Given passage:
Analysis of chromatin accessibility from the pectoral muscle. a Fragment insert length distribution plots of ATAC-seq samples. b PCA plot of ATAC-seq data of CC and RR groups at D21 and D42. Each point represents a sample. c The feature distribution of ATAC-seq peak dataset. d Overlap peaks between two groups. e Heatmaps of differential accessible regions (DARs)
Subsequently, a pairwise comparative analysis based on the ATAC-seq data was conducted to identify DARs. A total of 3,283, 24,417, 7,916, and 15,553 significant DARs were identified in D21, D42, CC and RR development (Additional file 1: Table S9–12). The genes nearest DARs were annotated, revealing 1,486, 8,462, 3,028, and 5,615 genes at D21, D42, CC, and RR, respectively. The heatmaps revealed that these significant DARs showed very clear specific patterns in each group (Fig. 3e, Additional file 2: Fig. S2e).

Supplied information:
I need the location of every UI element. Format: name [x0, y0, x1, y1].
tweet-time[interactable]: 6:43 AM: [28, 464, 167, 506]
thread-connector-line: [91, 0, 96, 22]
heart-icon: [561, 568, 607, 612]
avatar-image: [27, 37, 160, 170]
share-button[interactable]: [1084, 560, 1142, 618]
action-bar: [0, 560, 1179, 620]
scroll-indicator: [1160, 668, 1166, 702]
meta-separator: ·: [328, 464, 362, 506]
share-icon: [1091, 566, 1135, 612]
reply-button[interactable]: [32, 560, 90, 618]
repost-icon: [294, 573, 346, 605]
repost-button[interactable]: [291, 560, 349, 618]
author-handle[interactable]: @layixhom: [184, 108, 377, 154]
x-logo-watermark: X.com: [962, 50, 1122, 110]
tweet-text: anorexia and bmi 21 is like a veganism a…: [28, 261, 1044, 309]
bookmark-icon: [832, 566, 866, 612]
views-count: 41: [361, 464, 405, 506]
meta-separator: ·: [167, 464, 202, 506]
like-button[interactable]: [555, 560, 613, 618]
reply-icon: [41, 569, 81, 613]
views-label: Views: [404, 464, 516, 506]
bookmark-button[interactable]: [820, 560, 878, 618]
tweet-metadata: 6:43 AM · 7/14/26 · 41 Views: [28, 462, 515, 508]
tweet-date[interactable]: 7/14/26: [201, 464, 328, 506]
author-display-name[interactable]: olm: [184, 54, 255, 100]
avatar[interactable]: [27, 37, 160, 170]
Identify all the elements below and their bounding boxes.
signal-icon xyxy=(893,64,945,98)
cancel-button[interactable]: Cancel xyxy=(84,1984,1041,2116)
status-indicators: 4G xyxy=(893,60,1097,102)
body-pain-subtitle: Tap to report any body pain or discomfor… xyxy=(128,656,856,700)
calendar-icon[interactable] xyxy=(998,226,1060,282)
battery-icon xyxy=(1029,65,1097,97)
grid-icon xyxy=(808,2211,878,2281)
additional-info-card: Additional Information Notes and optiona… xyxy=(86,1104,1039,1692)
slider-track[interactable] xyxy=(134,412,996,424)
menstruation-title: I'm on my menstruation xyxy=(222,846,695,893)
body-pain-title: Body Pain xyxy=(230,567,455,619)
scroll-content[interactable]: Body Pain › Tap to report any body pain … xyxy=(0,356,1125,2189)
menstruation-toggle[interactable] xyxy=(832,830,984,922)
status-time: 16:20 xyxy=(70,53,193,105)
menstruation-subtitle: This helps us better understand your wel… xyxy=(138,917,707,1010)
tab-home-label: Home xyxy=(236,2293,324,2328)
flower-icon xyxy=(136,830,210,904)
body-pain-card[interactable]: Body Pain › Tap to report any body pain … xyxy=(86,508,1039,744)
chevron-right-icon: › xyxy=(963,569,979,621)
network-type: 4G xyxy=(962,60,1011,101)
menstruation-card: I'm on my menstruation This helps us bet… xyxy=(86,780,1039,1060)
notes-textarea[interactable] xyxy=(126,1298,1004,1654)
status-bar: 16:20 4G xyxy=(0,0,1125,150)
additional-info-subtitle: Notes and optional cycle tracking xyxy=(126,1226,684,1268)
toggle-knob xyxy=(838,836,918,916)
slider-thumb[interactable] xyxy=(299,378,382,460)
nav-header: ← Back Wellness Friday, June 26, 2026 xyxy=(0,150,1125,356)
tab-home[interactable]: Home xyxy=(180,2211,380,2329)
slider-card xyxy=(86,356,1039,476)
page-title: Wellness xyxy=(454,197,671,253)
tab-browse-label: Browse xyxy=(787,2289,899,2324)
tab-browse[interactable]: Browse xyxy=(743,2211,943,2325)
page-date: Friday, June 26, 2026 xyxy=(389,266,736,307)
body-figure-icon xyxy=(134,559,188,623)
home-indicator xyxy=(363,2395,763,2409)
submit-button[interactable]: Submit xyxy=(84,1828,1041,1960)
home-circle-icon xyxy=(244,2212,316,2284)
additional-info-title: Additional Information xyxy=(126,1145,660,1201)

Prompt A: Rewrite the paragraph of the ATAC-seq text that begins "Subsequently, a pairwise comparative analysis" as a short bulleted list that keeps its main facts.
Prompt B:
Answer these questions from the ATAC-seq text, one per line:
(i) In the PCA plot, what does each point represent?
(ii) How many significant DARs were identified at D42?
(iii) How many nearest genes were annotated for RR?
Prompt C: Write the next few sentences of the ATAC-seq text, starting after its final sentence.
The lines above come from a different source than the ATAC-seq text.

Answer section A:
- Pairwise comparisons of the ATAC-seq data were used to identify differential accessible regions (DARs).
- Significant DARs: 3,283 at D21, 24,417 at D42, 7,916 in CC development and 15,553 in RR development (Additional file 1: Table S9–12).
- Nearest annotated genes: 1,486 at D21, 8,462 at D42, 3,028 in CC and 5,615 in RR.
- Heatmaps showed clear, group-specific patterns for these DARs (Fig. 3e, Additional file 2: Fig. S2e).

Answer section B:
(i) A sample.
(ii) 24,417.
(iii) 5,615.

Answer section C:
Integration analysis of ATAC-seq and RNA-seq
To further determine the relationship between gene expression and open chromatin regions, we examined the association between gene accessibility and gene expression during pectoral muscle development by integrating RNA-seq and ATAC-seq data (Additional file 1: Table S13). As the Venn diagrams shown, we found 6 upregulated CBGs carrying DARs, including TMEM164, FSTL4, ZNF692, KIF14, APOA5, and KIFC1, and 16 RBGs carrying DARs related to muscle development, such as MYO7B at D21 (Fig. 4a). In addition, 12 upregulated and 1 downregulated DEGs contained DARs were identified in the CC vs. RR at D42. Among these, the RBG was identified as IRF9, which was associated with the inflammatory response. Focusing on the impact of age on chromatin accessibility, we identified 69 D42BGs carrying DARs of CC group, including WNT9A, TGFB3 that related to muscle development. Additionally, we found 25 D21BGs containing DARs in CC groups, which included NRG1, a gene related to lipid metabolism, and TMEM164, a member of the transmembrane protein family. Moreover, 5 upregulated DEGs carrying DARs were found between D21 and D42 of RR, including IRF7, DCSTAMP, RGCC, TTC7A and NR1D1. In this comparison, there were 65 DEGs with DARs were downregulated at D42. As expected, a positive correlation was found between accessibility signatures and gene expression patterns, based on the calculated fold changes by assigning open chromatin regions to the nearest DEGs (Fig. 4b, Additional file 2: Fig. S2f).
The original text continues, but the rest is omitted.